Rewrite the lines of data from the one containing "azimuth-arrowhead-right — [650, 409, 662, 419]" through the one containing "right-bottom-ring-marker — [559, 634, 584, 673]", replacing "Probe 1" with "Probe A" and keeping everything else unchanged.

▶ [Stored dataset items]:
= = = =
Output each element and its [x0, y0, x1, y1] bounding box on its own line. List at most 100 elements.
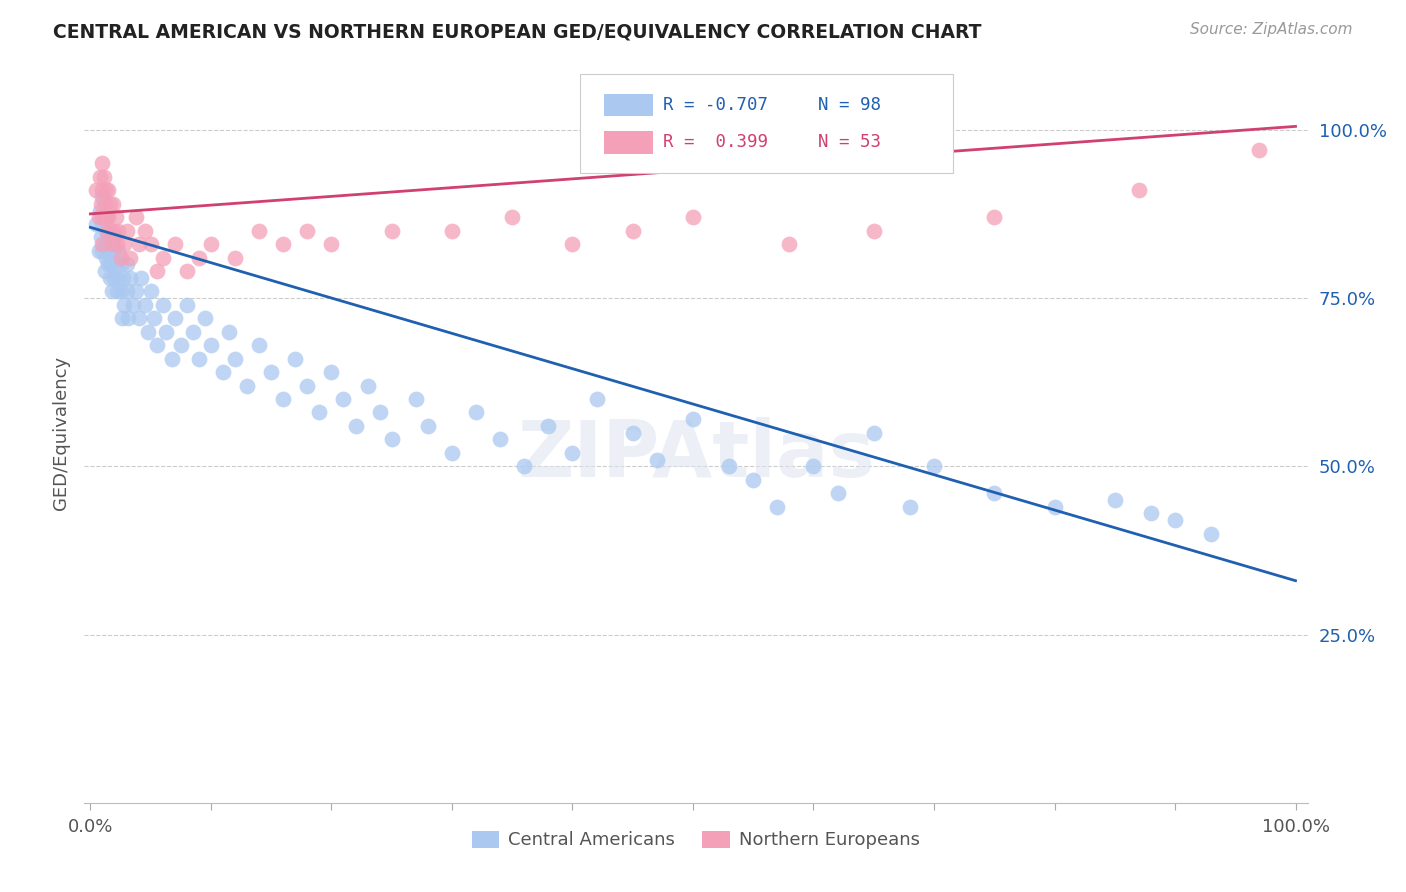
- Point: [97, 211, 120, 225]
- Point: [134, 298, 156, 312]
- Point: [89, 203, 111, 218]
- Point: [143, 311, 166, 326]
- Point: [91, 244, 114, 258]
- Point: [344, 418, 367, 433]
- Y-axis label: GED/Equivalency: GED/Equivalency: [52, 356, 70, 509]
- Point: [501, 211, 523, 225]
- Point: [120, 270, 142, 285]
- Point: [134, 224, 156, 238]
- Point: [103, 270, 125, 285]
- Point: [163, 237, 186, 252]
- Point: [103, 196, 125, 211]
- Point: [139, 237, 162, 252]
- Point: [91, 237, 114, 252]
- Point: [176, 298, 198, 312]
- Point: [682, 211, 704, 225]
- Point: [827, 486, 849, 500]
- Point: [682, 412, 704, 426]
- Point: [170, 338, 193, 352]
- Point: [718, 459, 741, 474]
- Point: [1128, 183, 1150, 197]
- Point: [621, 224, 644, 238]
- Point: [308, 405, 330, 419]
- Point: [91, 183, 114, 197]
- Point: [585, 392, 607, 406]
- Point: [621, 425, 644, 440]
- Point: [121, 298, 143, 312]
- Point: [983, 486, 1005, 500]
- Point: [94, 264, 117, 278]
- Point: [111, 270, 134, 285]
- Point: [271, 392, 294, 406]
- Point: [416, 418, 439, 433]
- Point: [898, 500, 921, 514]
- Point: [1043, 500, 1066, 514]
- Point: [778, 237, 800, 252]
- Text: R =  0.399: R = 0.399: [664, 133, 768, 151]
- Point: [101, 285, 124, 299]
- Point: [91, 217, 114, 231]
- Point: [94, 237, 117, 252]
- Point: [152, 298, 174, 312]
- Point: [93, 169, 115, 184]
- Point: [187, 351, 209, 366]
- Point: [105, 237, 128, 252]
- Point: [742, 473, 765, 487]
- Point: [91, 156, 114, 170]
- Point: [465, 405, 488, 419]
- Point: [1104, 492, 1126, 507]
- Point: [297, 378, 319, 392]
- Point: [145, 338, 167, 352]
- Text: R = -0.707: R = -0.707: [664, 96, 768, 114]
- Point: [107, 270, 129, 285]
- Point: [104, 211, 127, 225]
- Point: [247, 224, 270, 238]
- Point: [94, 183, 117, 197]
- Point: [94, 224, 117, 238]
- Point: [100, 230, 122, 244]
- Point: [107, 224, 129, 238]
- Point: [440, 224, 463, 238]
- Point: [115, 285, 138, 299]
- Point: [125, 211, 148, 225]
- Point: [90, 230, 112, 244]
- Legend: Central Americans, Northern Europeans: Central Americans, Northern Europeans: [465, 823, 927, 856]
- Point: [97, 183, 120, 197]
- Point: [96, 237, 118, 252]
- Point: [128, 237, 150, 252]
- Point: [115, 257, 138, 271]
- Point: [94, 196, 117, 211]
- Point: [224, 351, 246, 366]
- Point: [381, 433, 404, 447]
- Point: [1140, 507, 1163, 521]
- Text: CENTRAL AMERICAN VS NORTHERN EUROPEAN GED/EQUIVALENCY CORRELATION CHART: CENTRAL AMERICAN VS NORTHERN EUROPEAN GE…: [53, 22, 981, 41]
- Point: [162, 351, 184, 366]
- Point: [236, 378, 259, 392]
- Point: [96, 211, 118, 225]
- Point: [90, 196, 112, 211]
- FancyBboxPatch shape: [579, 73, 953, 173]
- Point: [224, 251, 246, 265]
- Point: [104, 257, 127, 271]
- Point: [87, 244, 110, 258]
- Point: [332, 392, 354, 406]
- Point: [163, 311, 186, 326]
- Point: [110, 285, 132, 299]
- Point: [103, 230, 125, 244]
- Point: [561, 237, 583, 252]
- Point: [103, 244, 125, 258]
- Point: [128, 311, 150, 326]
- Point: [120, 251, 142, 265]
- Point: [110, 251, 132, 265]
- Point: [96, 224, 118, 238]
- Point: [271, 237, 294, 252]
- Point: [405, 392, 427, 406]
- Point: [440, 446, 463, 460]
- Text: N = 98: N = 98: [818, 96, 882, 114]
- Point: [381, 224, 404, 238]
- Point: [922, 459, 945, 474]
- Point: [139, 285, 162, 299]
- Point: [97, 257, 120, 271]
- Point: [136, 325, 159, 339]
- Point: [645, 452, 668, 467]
= = = =
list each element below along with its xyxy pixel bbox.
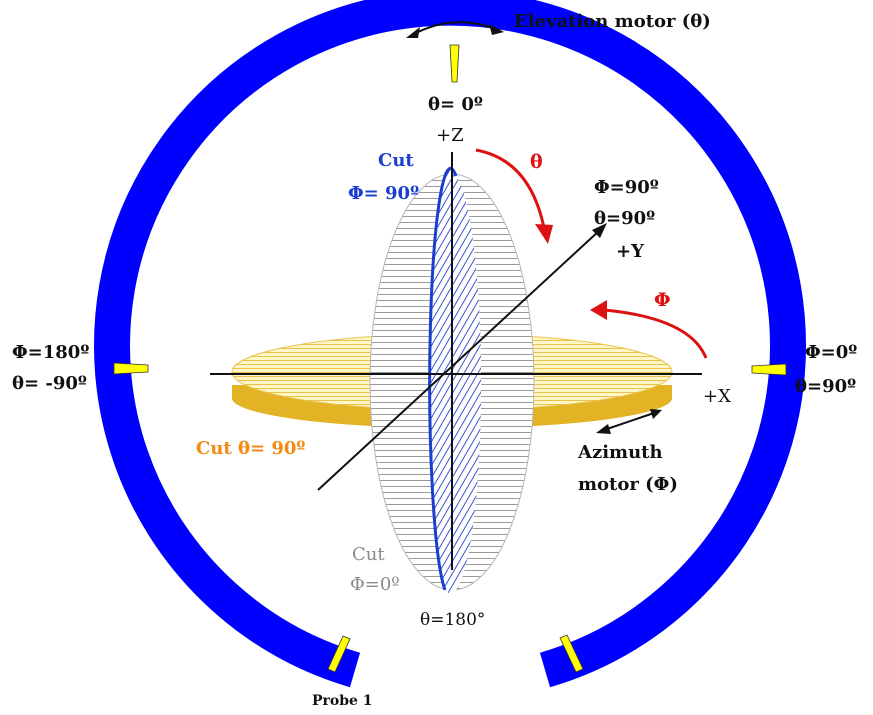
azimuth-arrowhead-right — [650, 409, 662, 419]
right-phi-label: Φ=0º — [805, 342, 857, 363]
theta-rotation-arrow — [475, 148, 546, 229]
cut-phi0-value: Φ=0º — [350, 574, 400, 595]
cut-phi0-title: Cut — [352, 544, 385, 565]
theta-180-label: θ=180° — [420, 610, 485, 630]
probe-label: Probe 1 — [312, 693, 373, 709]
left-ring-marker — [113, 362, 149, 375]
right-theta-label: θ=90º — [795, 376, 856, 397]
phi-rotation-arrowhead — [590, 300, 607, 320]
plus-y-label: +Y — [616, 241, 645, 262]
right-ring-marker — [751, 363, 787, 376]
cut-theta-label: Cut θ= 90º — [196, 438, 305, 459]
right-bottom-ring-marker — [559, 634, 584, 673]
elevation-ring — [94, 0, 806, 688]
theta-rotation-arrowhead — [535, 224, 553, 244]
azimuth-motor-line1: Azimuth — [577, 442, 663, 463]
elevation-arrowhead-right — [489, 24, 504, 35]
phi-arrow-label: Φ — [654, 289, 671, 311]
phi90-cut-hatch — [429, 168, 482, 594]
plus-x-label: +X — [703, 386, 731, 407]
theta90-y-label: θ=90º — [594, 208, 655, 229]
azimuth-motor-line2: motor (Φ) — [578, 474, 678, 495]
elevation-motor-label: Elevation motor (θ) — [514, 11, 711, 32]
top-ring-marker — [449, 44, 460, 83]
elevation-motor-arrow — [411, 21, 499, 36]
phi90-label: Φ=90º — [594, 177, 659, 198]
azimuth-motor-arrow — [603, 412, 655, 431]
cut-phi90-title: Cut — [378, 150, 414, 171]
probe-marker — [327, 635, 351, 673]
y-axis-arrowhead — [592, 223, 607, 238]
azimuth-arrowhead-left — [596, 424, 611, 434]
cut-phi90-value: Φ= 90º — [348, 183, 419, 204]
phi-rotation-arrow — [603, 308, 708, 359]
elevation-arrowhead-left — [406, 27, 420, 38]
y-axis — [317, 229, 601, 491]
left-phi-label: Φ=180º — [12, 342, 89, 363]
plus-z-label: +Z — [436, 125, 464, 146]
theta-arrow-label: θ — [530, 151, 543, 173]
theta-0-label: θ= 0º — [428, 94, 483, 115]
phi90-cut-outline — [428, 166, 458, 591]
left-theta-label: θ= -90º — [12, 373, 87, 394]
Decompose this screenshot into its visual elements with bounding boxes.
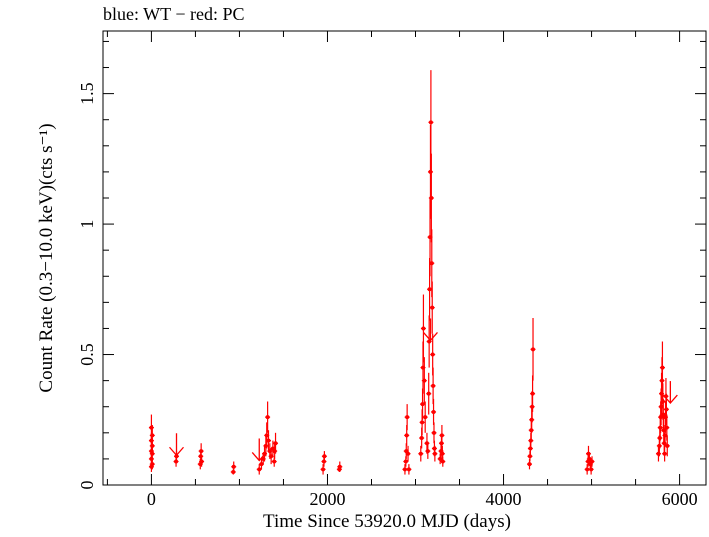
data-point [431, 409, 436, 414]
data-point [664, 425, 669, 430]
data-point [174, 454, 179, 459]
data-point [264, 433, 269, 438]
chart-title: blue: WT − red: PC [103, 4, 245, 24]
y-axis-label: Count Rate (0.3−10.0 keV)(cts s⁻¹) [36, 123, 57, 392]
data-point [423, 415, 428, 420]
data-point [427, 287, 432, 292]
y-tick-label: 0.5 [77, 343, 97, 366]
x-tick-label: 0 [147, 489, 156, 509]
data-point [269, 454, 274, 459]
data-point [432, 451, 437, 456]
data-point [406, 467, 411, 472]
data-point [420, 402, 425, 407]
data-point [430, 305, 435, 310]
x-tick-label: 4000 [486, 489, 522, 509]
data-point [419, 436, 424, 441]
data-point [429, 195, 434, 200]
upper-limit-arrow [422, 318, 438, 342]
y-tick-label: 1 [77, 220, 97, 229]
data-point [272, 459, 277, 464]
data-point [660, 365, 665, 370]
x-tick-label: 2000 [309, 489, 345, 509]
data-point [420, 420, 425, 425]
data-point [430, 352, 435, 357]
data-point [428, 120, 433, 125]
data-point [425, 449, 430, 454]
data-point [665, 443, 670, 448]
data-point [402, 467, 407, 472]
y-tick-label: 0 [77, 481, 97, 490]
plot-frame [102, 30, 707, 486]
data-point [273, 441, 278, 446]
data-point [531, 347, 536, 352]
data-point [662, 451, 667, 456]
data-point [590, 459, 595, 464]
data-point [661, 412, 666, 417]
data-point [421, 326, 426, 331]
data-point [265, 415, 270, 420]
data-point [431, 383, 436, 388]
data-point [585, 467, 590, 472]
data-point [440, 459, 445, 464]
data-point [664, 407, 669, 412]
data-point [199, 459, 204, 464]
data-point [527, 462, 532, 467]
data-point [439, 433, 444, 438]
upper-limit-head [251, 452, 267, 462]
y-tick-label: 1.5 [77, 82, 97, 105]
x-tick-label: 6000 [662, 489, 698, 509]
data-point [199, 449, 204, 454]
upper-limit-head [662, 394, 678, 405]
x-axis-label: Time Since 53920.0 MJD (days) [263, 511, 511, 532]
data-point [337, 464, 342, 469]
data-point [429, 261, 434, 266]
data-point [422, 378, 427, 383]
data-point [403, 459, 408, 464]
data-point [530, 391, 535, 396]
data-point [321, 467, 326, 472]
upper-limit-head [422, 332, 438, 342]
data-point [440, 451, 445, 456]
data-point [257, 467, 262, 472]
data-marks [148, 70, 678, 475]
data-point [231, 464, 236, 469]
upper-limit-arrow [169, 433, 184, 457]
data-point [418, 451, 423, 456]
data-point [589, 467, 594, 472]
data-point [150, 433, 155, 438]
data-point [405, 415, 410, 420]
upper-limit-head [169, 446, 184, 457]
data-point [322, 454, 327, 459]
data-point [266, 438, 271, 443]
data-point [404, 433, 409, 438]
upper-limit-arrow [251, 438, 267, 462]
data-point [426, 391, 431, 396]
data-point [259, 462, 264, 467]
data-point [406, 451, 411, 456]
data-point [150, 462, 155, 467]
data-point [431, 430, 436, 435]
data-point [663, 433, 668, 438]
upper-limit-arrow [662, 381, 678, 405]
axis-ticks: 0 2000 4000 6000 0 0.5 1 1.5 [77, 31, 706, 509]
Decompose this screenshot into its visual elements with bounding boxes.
= = = =
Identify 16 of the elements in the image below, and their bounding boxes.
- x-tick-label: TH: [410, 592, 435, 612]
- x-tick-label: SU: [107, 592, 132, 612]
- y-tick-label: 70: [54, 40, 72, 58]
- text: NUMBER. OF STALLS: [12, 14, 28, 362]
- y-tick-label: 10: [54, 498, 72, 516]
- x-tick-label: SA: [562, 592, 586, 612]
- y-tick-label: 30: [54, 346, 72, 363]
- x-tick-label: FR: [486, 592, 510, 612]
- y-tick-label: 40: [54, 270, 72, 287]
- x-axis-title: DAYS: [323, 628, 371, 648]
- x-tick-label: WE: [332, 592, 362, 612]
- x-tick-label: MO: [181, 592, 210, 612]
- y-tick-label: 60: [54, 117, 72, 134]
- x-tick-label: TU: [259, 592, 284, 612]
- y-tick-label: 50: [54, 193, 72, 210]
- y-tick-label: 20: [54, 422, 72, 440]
= = = =
▶ [Solution]:
azimuth-arrowhead-right — [650, 409, 662, 419]
right-phi-label: Φ=0º — [805, 342, 857, 363]
theta-rotation-arrow — [475, 148, 546, 229]
cut-phi0-value: Φ=0º — [350, 574, 400, 595]
cut-phi0-title: Cut — [352, 544, 385, 565]
theta-180-label: θ=180° — [420, 610, 485, 630]
probe-label: Probe A — [312, 693, 373, 709]
left-ring-marker — [113, 362, 149, 375]
right-theta-label: θ=90º — [795, 376, 856, 397]
phi-rotation-arrowhead — [590, 300, 607, 320]
plus-y-label: +Y — [616, 241, 645, 262]
right-ring-marker — [751, 363, 787, 376]
cut-theta-label: Cut θ= 90º — [196, 438, 305, 459]
right-bottom-ring-marker — [559, 634, 584, 673]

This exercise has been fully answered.